## WRITTEN TASK
Write out, character for character, the records between the line containing "y-tick-label: 10-4 [73, 193, 120, 227]" and the line containing "y-tick-label: 10-10 [73, 699, 130, 733]", inclusive.

╭─ DATA ROWS

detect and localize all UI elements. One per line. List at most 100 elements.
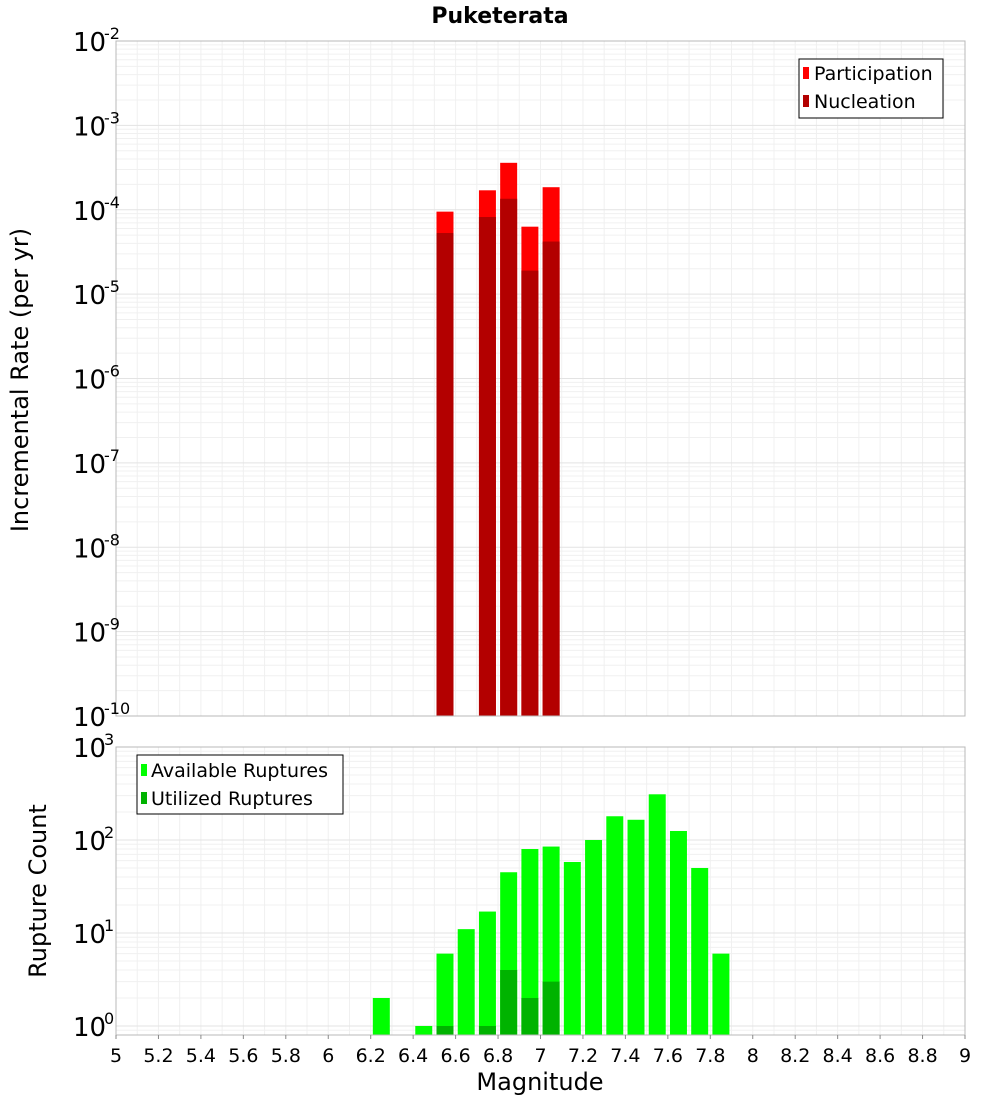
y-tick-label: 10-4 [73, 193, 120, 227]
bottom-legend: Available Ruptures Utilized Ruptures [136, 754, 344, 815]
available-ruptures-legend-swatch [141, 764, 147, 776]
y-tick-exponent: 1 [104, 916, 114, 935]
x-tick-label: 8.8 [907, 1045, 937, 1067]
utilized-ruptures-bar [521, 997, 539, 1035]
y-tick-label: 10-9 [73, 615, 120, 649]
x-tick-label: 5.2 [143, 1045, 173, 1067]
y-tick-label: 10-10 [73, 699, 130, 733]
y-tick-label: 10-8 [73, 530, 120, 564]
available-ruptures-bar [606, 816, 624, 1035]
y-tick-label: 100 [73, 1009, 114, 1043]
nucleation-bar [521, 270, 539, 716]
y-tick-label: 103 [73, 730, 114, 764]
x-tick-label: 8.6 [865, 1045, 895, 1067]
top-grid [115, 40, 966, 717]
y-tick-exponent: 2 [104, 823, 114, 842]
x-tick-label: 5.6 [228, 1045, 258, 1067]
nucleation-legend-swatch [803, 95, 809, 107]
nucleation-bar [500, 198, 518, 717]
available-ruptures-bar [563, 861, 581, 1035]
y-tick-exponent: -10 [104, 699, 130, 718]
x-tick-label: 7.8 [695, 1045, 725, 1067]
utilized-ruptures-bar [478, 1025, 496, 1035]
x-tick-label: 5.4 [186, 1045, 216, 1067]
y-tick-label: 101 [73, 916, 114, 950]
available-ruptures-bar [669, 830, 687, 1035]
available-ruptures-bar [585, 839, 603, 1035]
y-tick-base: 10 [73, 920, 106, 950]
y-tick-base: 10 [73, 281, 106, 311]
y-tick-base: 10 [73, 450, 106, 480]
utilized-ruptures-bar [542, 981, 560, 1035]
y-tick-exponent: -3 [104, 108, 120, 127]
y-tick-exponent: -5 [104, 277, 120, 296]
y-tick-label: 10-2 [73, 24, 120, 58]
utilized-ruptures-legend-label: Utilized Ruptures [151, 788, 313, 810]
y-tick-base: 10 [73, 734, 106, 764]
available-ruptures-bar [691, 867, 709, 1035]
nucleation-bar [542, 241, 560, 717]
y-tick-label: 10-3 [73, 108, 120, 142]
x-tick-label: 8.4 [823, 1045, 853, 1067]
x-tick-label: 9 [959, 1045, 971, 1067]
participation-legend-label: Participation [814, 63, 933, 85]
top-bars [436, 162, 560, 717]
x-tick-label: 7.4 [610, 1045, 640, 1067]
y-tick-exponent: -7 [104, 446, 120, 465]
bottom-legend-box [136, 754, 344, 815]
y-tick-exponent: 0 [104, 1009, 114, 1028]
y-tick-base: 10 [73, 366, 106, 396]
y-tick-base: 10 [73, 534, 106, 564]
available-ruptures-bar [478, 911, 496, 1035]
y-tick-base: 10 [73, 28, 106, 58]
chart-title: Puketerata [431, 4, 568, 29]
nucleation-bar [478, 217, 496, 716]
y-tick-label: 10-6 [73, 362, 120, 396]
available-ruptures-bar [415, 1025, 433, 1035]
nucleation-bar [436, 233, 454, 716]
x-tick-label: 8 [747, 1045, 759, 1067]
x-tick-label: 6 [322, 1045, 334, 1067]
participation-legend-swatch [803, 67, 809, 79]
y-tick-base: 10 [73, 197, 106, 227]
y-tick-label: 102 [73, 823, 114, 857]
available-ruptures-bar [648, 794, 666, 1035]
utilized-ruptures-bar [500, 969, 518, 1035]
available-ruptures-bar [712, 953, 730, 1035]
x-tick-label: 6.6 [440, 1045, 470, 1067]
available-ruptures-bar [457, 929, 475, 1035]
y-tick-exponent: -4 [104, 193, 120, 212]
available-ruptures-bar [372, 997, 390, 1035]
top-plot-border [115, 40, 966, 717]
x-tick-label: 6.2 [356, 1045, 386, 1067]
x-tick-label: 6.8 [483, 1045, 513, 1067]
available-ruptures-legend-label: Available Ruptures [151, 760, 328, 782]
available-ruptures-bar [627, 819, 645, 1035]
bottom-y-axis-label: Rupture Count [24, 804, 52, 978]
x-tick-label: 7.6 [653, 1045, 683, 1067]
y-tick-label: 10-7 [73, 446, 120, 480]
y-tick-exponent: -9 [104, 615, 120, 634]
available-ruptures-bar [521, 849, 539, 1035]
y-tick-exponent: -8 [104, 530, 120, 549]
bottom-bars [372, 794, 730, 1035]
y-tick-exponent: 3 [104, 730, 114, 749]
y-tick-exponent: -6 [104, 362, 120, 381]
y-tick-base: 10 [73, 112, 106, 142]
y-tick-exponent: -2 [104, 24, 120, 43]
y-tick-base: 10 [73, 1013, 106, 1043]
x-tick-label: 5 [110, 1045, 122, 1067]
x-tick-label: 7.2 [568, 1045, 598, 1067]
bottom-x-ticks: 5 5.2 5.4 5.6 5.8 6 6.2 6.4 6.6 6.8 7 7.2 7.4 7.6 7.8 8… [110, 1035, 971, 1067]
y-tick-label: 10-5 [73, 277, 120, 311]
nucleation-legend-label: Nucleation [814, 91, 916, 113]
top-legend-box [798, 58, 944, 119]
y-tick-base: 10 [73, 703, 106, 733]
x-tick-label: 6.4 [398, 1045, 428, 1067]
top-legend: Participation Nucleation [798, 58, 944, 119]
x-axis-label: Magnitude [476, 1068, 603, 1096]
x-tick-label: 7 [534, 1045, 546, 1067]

╰─

## EXERCISE RESULT
y-tick-label: 10-4 [73, 193, 120, 227]
bottom-legend: Available Ruptures Utilized Ruptures [136, 754, 344, 815]
available-ruptures-legend-swatch [141, 764, 147, 776]
y-tick-exponent: 1 [104, 916, 114, 935]
x-tick-label: 8.8 [907, 1045, 937, 1067]
utilized-ruptures-bar [521, 997, 539, 1035]
y-tick-label: 10-9 [73, 615, 120, 649]
x-tick-label: 5.2 [143, 1045, 173, 1067]
y-tick-label: 10-10 [73, 699, 130, 733]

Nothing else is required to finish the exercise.